• REQUEST
Leaving out every picture, quote the data below exactly as it appears.

(Data entries)
▬▬▬▬▬▬

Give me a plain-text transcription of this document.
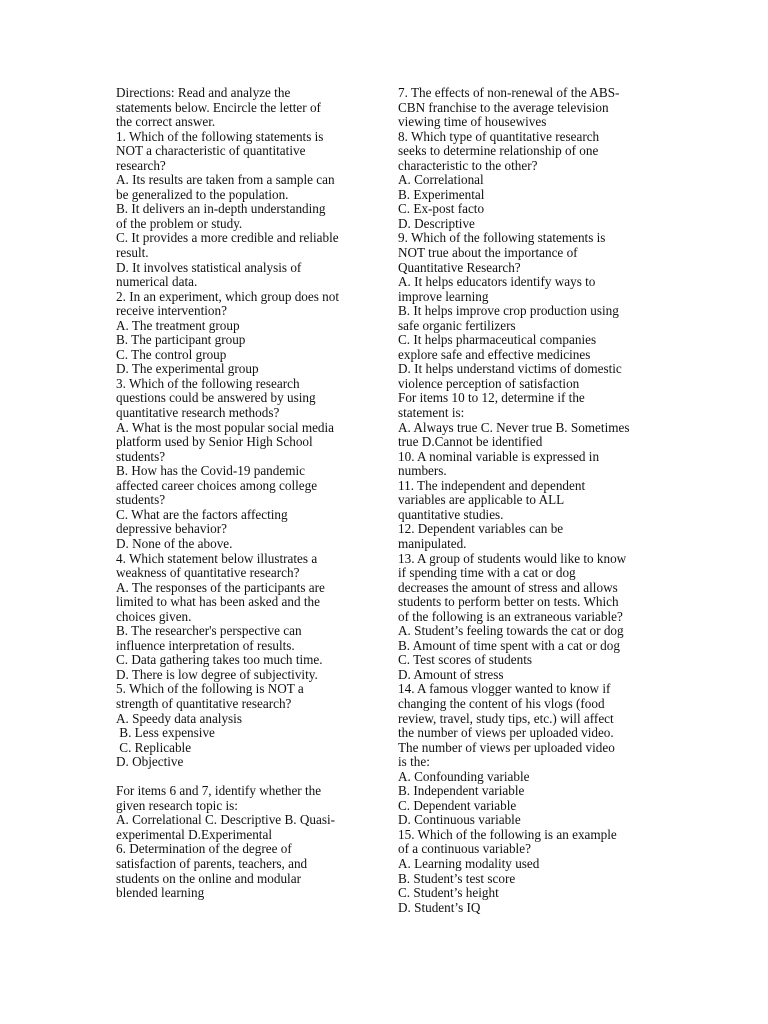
Directions: Read and analyze the
statements below. Encircle the letter of
the correct answer.
1. Which of the following statements is
NOT a characteristic of quantitative
research?
A. Its results are taken from a sample can
be generalized to the population.
B. It delivers an in-depth understanding
of the problem or study.
C. It provides a more credible and reliable
result.
D. It involves statistical analysis of
numerical data.
2. In an experiment, which group does not
receive intervention?
A. The treatment group
B. The participant group
C. The control group
D. The experimental group
3. Which of the following research
questions could be answered by using
quantitative research methods?
A. What is the most popular social media
platform used by Senior High School
students?
B. How has the Covid-19 pandemic
affected career choices among college
students?
C. What are the factors affecting
depressive behavior?
D. None of the above.
4. Which statement below illustrates a
weakness of quantitative research?
A. The responses of the participants are
limited to what has been asked and the
choices given.
B. The researcher's perspective can
influence interpretation of results.
C. Data gathering takes too much time.
D. There is low degree of subjectivity.
5. Which of the following is NOT a
strength of quantitative research?
A. Speedy data analysis
B. Less expensive
C. Replicable
D. Objective
For items 6 and 7, identify whether the
given research topic is:
A. Correlational C. Descriptive B. Quasi-
experimental D.Experimental
6. Determination of the degree of
satisfaction of parents, teachers, and
students on the online and modular
blended learning
7. The effects of non-renewal of the ABS-
CBN franchise to the average television
viewing time of housewives
8. Which type of quantitative research
seeks to determine relationship of one
characteristic to the other?
A. Correlational
B. Experimental
C. Ex-post facto
D. Descriptive
9. Which of the following statements is
NOT true about the importance of
Quantitative Research?
A. It helps educators identify ways to
improve learning
B. It helps improve crop production using
safe organic fertilizers
C. It helps pharmaceutical companies
explore safe and effective medicines
D. It helps understand victims of domestic
violence perception of satisfaction
For items 10 to 12, determine if the
statement is:
A. Always true C. Never true B. Sometimes
true D.Cannot be identified
10. A nominal variable is expressed in
numbers.
11. The independent and dependent
variables are applicable to ALL
quantitative studies.
12. Dependent variables can be
manipulated.
13. A group of students would like to know
if spending time with a cat or dog
decreases the amount of stress and allows
students to perform better on tests. Which
of the following is an extraneous variable?
A. Student’s feeling towards the cat or dog
B. Amount of time spent with a cat or dog
C. Test scores of students
D. Amount of stress
14. A famous vlogger wanted to know if
changing the content of his vlogs (food
review, travel, study tips, etc.) will affect
the number of views per uploaded video.
The number of views per uploaded video
is the:
A. Confounding variable
B. Independent variable
C. Dependent variable
D. Continuous variable
15. Which of the following is an example
of a continuous variable?
A. Learning modality used
B. Student’s test score
C. Student’s height
D. Student’s IQ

▬▬▬▬▬▬

• SOLUTION TO THE PROBLEM
Give me a plain-text transcription of this document.
Directions: Read and analyze the
statements below. Encircle the letter of
the correct answer.
1. Which of the following statements is
NOT a characteristic of quantitative
research?
A. Its results are taken from a sample can
be generalized to the population.
B. It delivers an in-depth understanding
of the problem or study.
C. It provides a more credible and reliable
result.
D. It involves statistical analysis of
numerical data.
2. In an experiment, which group does not
receive intervention?
A. The treatment group
B. The participant group
C. The control group
D. The experimental group
3. Which of the following research
questions could be answered by using
quantitative research methods?
A. What is the most popular social media
platform used by Senior High School
students?
B. How has the Covid-19 pandemic
affected career choices among college
students?
C. What are the factors affecting
depressive behavior?
D. None of the above.
4. Which statement below illustrates a
weakness of quantitative research?
A. The responses of the participants are
limited to what has been asked and the
choices given.
B. The researcher's perspective can
influence interpretation of results.
C. Data gathering takes too much time.
D. There is low degree of subjectivity.
5. Which of the following is NOT a
strength of quantitative research?
A. Speedy data analysis
B. Less expensive
C. Replicable
D. Objective
For items 6 and 7, identify whether the
given research topic is:
A. Correlational C. Descriptive B. Quasi-
experimental D.Experimental
6. Determination of the degree of
satisfaction of parents, teachers, and
students on the online and modular
blended learning
7. The effects of non-renewal of the ABS-
CBN franchise to the average television
viewing time of housewives
8. Which type of quantitative research
seeks to determine relationship of one
characteristic to the other?
A. Correlational
B. Experimental
C. Ex-post facto
D. Descriptive
9. Which of the following statements is
NOT true about the importance of
Quantitative Research?
A. It helps educators identify ways to
improve learning
B. It helps improve crop production using
safe organic fertilizers
C. It helps pharmaceutical companies
explore safe and effective medicines
D. It helps understand victims of domestic
violence perception of satisfaction
For items 10 to 12, determine if the
statement is:
A. Always true C. Never true B. Sometimes
true D.Cannot be identified
10. A nominal variable is expressed in
numbers.
11. The independent and dependent
variables are applicable to ALL
quantitative studies.
12. Dependent variables can be
manipulated.
13. A group of students would like to know
if spending time with a cat or dog
decreases the amount of stress and allows
students to perform better on tests. Which
of the following is an extraneous variable?
A. Student’s feeling towards the cat or dog
B. Amount of time spent with a cat or dog
C. Test scores of students
D. Amount of stress
14. A famous vlogger wanted to know if
changing the content of his vlogs (food
review, travel, study tips, etc.) will affect
the number of views per uploaded video.
The number of views per uploaded video
is the:
A. Confounding variable
B. Independent variable
C. Dependent variable
D. Continuous variable
15. Which of the following is an example
of a continuous variable?
A. Learning modality used
B. Student’s test score
C. Student’s height
D. Student’s IQ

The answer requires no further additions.